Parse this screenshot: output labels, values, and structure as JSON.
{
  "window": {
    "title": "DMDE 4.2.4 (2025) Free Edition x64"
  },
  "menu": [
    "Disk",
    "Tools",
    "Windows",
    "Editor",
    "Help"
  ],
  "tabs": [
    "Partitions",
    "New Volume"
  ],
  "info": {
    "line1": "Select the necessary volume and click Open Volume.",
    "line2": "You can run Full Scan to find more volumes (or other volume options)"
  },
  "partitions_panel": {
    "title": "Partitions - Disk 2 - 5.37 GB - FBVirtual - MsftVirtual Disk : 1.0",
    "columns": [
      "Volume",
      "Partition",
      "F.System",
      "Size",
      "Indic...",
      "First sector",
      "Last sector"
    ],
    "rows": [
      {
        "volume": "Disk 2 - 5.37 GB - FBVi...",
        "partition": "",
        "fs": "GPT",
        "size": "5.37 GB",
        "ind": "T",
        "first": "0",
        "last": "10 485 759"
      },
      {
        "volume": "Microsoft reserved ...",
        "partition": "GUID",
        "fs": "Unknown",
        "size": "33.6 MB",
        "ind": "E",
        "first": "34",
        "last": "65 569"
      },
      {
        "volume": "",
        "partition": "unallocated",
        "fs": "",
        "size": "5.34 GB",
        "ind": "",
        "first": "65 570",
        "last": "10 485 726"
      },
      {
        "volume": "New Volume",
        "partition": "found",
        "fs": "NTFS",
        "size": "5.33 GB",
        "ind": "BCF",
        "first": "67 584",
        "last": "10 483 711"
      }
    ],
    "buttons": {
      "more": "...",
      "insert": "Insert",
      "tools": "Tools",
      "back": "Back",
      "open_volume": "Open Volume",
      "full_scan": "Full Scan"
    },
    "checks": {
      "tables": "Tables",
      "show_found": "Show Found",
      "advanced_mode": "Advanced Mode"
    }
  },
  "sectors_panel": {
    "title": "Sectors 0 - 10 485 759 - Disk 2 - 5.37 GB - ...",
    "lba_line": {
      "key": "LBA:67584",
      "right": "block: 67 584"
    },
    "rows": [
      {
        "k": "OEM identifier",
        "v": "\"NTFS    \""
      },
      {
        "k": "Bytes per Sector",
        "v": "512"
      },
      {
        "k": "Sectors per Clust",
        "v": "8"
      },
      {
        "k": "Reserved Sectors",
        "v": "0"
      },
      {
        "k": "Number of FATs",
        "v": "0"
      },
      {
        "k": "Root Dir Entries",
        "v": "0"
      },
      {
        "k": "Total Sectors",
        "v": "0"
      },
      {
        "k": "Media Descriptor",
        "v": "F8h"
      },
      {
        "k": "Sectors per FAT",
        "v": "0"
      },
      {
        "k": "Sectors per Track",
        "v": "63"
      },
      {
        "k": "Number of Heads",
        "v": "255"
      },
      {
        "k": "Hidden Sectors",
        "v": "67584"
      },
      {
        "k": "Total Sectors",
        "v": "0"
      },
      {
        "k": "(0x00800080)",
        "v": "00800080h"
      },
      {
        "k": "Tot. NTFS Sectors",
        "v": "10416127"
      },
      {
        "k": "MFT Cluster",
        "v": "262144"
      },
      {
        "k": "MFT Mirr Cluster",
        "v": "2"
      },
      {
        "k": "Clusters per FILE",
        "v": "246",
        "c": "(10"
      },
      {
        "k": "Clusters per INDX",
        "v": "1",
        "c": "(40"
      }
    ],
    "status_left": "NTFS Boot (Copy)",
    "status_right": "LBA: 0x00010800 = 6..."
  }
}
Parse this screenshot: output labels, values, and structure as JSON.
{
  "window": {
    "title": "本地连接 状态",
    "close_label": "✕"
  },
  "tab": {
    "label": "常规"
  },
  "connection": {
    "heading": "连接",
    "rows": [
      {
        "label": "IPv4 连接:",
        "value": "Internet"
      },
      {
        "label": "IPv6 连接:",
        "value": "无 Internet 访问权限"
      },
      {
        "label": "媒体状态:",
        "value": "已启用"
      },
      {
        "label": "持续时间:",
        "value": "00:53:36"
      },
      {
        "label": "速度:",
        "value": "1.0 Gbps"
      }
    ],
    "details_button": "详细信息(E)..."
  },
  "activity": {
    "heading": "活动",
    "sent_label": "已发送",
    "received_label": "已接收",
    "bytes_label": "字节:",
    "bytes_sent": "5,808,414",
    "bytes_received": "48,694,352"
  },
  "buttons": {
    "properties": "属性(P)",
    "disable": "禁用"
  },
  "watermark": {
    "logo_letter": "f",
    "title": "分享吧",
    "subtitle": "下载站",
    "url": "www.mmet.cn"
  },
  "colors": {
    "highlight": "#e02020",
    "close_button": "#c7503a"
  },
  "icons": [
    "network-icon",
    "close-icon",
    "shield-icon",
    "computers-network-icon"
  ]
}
- - - - - - -
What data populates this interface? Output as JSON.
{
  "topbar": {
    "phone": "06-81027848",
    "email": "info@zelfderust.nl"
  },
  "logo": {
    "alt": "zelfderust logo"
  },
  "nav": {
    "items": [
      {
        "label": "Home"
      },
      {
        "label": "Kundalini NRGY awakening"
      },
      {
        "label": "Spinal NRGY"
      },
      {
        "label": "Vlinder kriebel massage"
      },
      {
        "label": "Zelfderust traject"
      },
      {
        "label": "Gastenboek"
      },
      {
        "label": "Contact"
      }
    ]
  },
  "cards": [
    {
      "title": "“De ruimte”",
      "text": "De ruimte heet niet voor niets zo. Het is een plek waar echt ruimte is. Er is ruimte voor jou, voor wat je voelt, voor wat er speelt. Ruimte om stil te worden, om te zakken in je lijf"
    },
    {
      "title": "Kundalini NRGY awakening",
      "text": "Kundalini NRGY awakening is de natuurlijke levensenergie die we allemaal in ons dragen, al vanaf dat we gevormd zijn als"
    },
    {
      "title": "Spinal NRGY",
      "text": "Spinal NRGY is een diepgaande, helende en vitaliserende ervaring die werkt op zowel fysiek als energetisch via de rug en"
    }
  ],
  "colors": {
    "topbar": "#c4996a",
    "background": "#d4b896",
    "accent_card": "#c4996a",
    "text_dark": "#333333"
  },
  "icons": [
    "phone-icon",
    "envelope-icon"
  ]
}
- - - - - - -
_Request:_
Sift the material for lines with the string "network". Copy each one found.

_Task answer:_
    "network-icon",
    "computers-network-icon"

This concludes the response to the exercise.